▸ **What to do**
Arrange every line of the data as a numbered list, omitting blank lines. Keep the pictures out of your answer.

-- Begin Source records --

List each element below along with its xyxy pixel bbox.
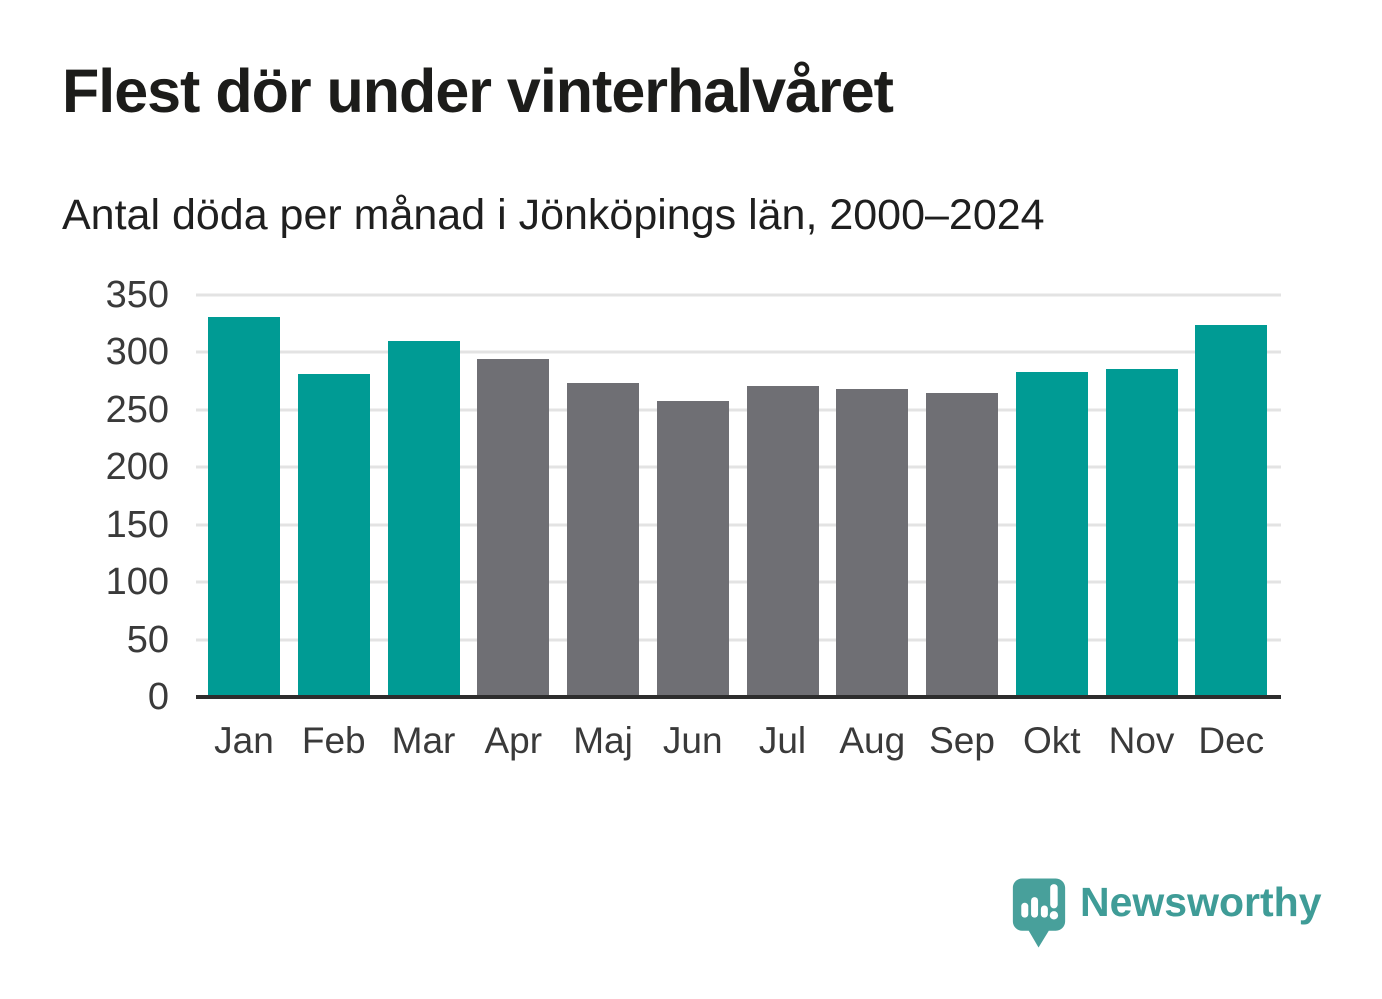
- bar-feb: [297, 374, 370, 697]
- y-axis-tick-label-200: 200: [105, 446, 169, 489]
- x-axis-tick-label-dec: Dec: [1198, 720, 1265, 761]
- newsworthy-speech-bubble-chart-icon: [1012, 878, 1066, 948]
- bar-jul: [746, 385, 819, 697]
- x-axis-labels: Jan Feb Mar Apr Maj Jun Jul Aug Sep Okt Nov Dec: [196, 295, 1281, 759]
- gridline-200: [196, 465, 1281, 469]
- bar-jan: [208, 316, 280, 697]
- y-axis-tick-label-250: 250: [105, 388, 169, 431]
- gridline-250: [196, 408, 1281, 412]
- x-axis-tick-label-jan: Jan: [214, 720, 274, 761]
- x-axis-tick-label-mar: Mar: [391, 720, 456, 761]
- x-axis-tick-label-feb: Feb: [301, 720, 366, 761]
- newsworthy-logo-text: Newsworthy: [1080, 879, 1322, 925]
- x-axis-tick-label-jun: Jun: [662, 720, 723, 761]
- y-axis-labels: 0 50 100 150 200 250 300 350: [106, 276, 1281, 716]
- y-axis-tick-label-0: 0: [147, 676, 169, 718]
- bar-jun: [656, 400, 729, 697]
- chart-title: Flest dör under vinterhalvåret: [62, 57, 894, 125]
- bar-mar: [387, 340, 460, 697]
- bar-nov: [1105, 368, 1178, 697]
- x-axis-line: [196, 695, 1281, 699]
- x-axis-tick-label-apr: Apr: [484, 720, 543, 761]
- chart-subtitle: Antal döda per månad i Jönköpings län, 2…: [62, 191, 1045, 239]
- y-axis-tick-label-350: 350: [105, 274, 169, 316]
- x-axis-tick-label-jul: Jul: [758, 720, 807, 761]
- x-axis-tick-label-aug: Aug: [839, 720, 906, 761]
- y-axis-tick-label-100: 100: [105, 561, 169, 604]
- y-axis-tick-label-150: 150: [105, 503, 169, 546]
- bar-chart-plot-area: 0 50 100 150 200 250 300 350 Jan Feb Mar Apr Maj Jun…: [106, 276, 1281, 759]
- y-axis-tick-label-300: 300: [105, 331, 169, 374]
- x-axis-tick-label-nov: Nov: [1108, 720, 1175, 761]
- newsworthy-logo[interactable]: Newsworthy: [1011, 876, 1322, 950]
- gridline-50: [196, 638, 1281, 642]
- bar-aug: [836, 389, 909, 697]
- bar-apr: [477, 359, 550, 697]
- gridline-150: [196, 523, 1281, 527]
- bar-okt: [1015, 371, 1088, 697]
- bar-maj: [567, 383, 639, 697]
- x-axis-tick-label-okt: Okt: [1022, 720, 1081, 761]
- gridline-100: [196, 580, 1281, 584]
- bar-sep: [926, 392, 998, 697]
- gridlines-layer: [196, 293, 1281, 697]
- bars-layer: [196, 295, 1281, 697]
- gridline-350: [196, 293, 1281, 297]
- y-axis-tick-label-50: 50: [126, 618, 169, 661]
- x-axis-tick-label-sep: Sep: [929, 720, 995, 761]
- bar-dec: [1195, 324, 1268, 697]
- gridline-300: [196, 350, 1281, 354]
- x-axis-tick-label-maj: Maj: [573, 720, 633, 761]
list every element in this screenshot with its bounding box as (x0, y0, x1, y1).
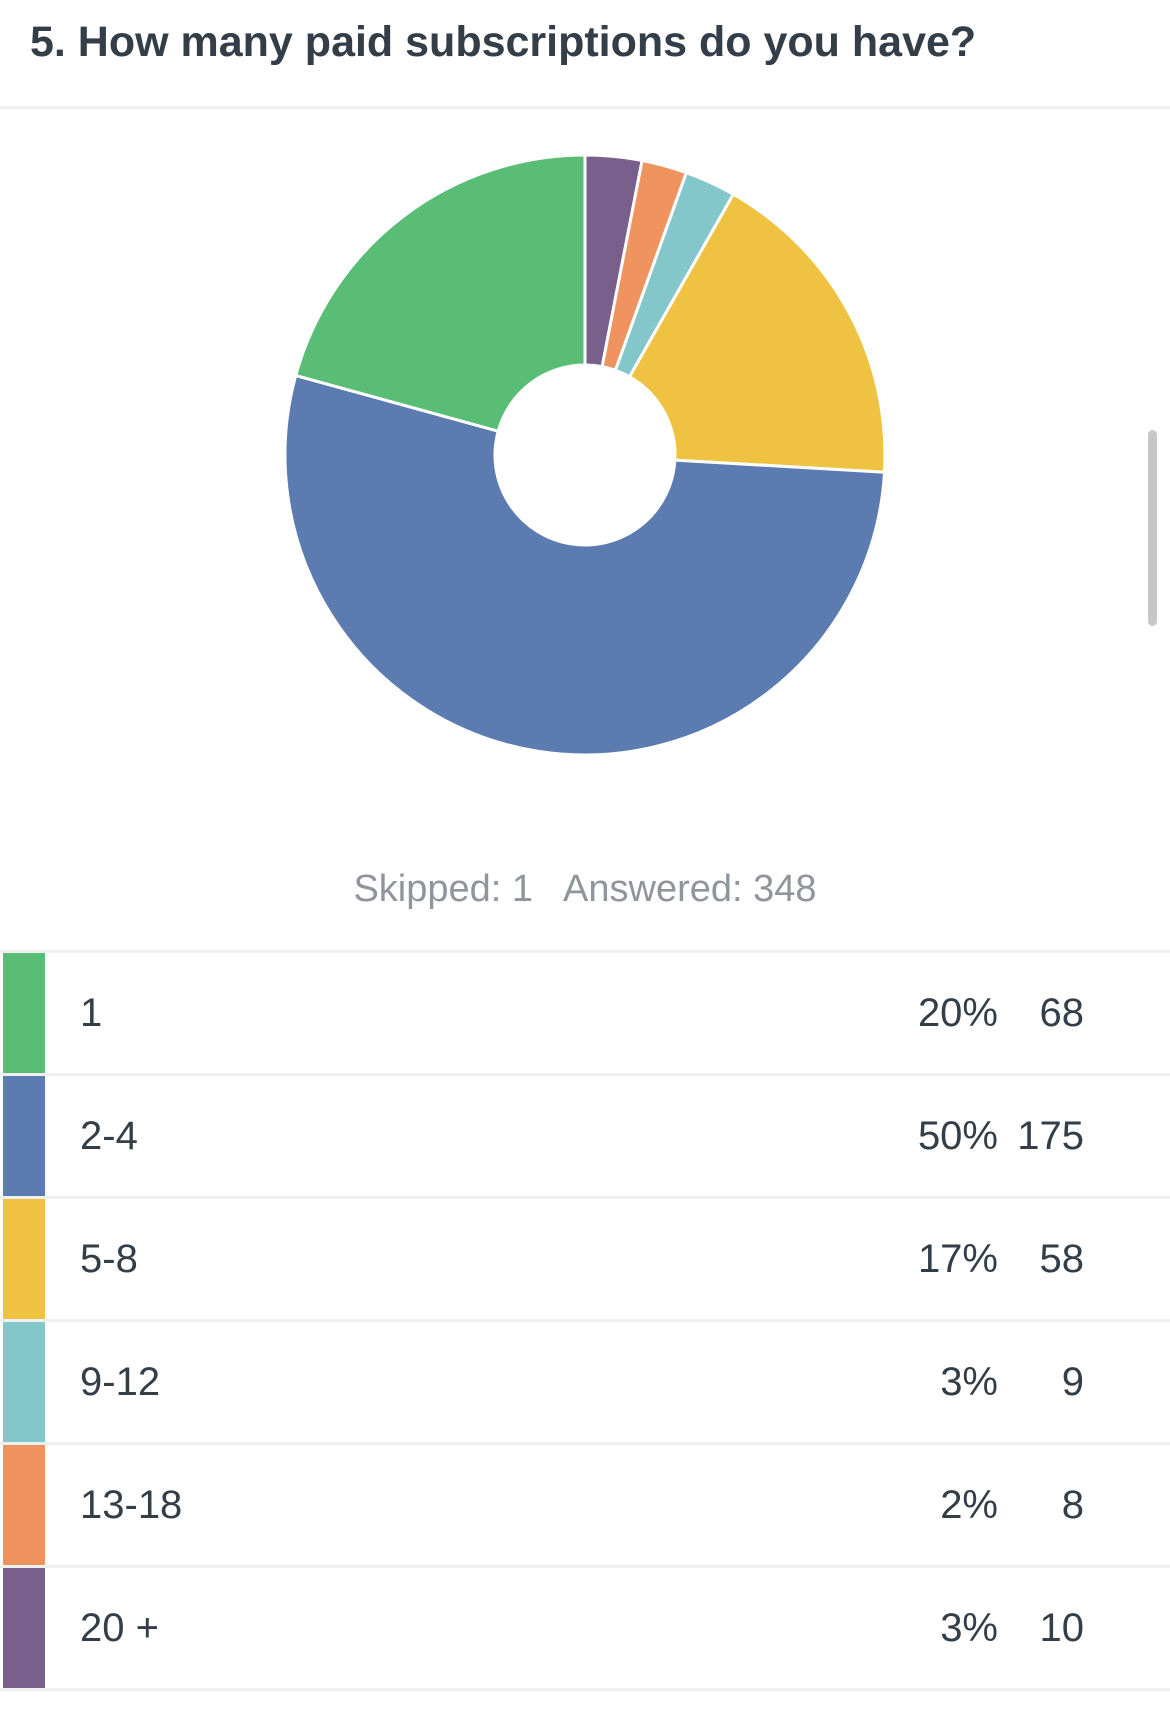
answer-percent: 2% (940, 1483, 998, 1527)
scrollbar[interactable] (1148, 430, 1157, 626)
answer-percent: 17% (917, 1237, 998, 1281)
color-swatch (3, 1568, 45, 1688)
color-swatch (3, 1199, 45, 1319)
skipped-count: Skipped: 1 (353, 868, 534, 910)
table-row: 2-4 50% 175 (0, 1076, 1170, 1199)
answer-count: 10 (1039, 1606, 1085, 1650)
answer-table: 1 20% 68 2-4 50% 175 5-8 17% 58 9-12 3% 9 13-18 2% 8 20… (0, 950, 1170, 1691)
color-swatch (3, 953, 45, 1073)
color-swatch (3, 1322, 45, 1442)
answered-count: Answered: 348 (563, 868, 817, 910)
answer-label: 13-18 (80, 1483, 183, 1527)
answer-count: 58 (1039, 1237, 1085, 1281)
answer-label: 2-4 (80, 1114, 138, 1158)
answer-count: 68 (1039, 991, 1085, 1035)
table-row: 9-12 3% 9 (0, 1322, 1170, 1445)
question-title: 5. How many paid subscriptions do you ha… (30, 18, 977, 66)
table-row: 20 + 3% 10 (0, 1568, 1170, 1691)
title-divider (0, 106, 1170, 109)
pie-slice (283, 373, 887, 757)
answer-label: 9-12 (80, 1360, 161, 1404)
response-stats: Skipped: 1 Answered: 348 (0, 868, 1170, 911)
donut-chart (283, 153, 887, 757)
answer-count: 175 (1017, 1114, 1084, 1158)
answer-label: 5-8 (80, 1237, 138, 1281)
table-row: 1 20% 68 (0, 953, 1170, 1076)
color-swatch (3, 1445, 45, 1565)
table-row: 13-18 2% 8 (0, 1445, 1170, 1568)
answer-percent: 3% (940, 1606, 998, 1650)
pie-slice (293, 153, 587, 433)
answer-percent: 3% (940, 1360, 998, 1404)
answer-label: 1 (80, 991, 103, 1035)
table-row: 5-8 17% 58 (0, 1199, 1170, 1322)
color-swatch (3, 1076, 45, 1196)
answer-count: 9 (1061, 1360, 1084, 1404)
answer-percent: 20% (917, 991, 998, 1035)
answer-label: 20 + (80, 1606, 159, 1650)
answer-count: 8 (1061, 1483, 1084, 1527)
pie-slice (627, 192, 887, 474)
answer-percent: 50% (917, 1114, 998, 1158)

-- End Source records --

▸ **Solution**
1. List each element below along with its xyxy pixel bbox.
2. - bar-feb: [297, 374, 370, 697]
3. - y-axis-tick-label-200: 200: [105, 446, 169, 489]
4. - x-axis-tick-label-dec: Dec: [1198, 720, 1265, 761]
5. - newsworthy-speech-bubble-chart-icon: [1012, 878, 1066, 948]
6. - bar-jul: [746, 385, 819, 697]
7. - x-axis-labels: Jan Feb Mar Apr Maj Jun Jul Aug Sep Okt Nov Dec: [196, 295, 1281, 759]
8. - gridline-200: [196, 465, 1281, 469]
9. - bar-jan: [208, 316, 280, 697]
10. - y-axis-tick-label-250: 250: [105, 388, 169, 431]
11. - gridline-250: [196, 408, 1281, 412]
12. - x-axis-tick-label-jan: Jan: [214, 720, 274, 761]
13. - x-axis-tick-label-mar: Mar: [391, 720, 456, 761]
14. - x-axis-tick-label-feb: Feb: [301, 720, 366, 761]
15. - newsworthy-logo-text: Newsworthy: [1080, 879, 1322, 925]
16. - x-axis-tick-label-jun: Jun: [662, 720, 723, 761]
17. - y-axis-labels: 0 50 100 150 200 250 300 350: [106, 276, 1281, 716]
18. - y-axis-tick-label-0: 0: [147, 676, 169, 718]
19. - bar-jun: [656, 400, 729, 697]
20. - chart-title: Flest dör under vinterhalvåret: [62, 57, 894, 125]
21. - bar-mar: [387, 340, 460, 697]
22. - bar-nov: [1105, 368, 1178, 697]
23. - x-axis-line: [196, 695, 1281, 699]
24. - x-axis-tick-label-apr: Apr: [484, 720, 543, 761]
25. - chart-subtitle: Antal döda per månad i Jönköpings län, 2…: [62, 191, 1045, 239]
26. - y-axis-tick-label-350: 350: [105, 274, 169, 316]
27. - x-axis-tick-label-jul: Jul: [758, 720, 807, 761]
28. - x-axis-tick-label-aug: Aug: [839, 720, 906, 761]
29. - y-axis-tick-label-100: 100: [105, 561, 169, 604]
30. - y-axis-tick-label-150: 150: [105, 503, 169, 546]
31. - bar-chart-plot-area: 0 50 100 150 200 250 300 350 Jan Feb Mar Apr Maj Jun…: [106, 276, 1281, 759]
32. - y-axis-tick-label-300: 300: [105, 331, 169, 374]
33. - x-axis-tick-label-nov: Nov: [1108, 720, 1175, 761]
34. - newsworthy-logo[interactable]: Newsworthy: [1011, 876, 1322, 950]
35. - gridline-50: [196, 638, 1281, 642]
36. - bar-aug: [836, 389, 909, 697]
37. - bar-apr: [477, 359, 550, 697]
38. - gridline-150: [196, 523, 1281, 527]
39. - bar-okt: [1015, 371, 1088, 697]
40. - bar-maj: [567, 383, 639, 697]
41. - x-axis-tick-label-okt: Okt: [1022, 720, 1081, 761]
42. - gridline-100: [196, 580, 1281, 584]
43. - bar-sep: [926, 392, 998, 697]
44. - gridlines-layer: [196, 293, 1281, 697]
45. - bars-layer: [196, 295, 1281, 697]
46. - gridline-350: [196, 293, 1281, 297]
47. - y-axis-tick-label-50: 50: [126, 618, 169, 661]
48. - x-axis-tick-label-sep: Sep: [929, 720, 995, 761]
49. - bar-dec: [1195, 324, 1268, 697]
50. - gridline-300: [196, 350, 1281, 354]
51. - x-axis-tick-label-maj: Maj: [573, 720, 633, 761]
52. list every element in this screenshot with its bounding box as (x0, y0, x1, y1).
53. answer-percent: 2% (940, 1483, 998, 1527)
54. scrollbar[interactable] (1148, 430, 1157, 626)
55. answer-percent: 17% (917, 1237, 998, 1281)
56. color-swatch (3, 1568, 45, 1688)
57. color-swatch (3, 1199, 45, 1319)
58. skipped-count: Skipped: 1 (353, 868, 534, 910)
59. table-row: 2-4 50% 175 (0, 1076, 1170, 1199)
60. answer-count: 10 (1039, 1606, 1085, 1650)
61. answer-table: 1 20% 68 2-4 50% 175 5-8 17% 58 9-12 3% 9 13-18 2% 8 20… (0, 950, 1170, 1691)
62. color-swatch (3, 953, 45, 1073)
63. color-swatch (3, 1322, 45, 1442)
64. answered-count: Answered: 348 (563, 868, 817, 910)
65. answer-label: 13-18 (80, 1483, 183, 1527)
66. answer-count: 58 (1039, 1237, 1085, 1281)
67. answer-label: 2-4 (80, 1114, 138, 1158)
68. answer-count: 68 (1039, 991, 1085, 1035)
69. table-row: 9-12 3% 9 (0, 1322, 1170, 1445)
70. question-title: 5. How many paid subscriptions do you ha… (30, 18, 977, 66)
71. table-row: 20 + 3% 10 (0, 1568, 1170, 1691)
72. title-divider (0, 106, 1170, 109)
73. pie-slice (283, 373, 887, 757)
74. answer-label: 9-12 (80, 1360, 161, 1404)
75. response-stats: Skipped: 1 Answered: 348 (0, 868, 1170, 911)
76. donut-chart (283, 153, 887, 757)
77. answer-count: 175 (1017, 1114, 1084, 1158)
78. answer-label: 5-8 (80, 1237, 138, 1281)
79. table-row: 1 20% 68 (0, 953, 1170, 1076)
80. color-swatch (3, 1445, 45, 1565)
81. table-row: 13-18 2% 8 (0, 1445, 1170, 1568)
82. answer-percent: 3% (940, 1606, 998, 1650)
83. pie-slice (293, 153, 587, 433)
84. answer-percent: 3% (940, 1360, 998, 1404)
85. answer-label: 1 (80, 991, 103, 1035)
86. table-row: 5-8 17% 58 (0, 1199, 1170, 1322)
87. color-swatch (3, 1076, 45, 1196)
88. answer-count: 9 (1061, 1360, 1084, 1404)
89. answer-percent: 20% (917, 991, 998, 1035)
90. answer-label: 20 + (80, 1606, 159, 1650)
91. answer-count: 8 (1061, 1483, 1084, 1527)
92. pie-slice (627, 192, 887, 474)
93. answer-percent: 50% (917, 1114, 998, 1158)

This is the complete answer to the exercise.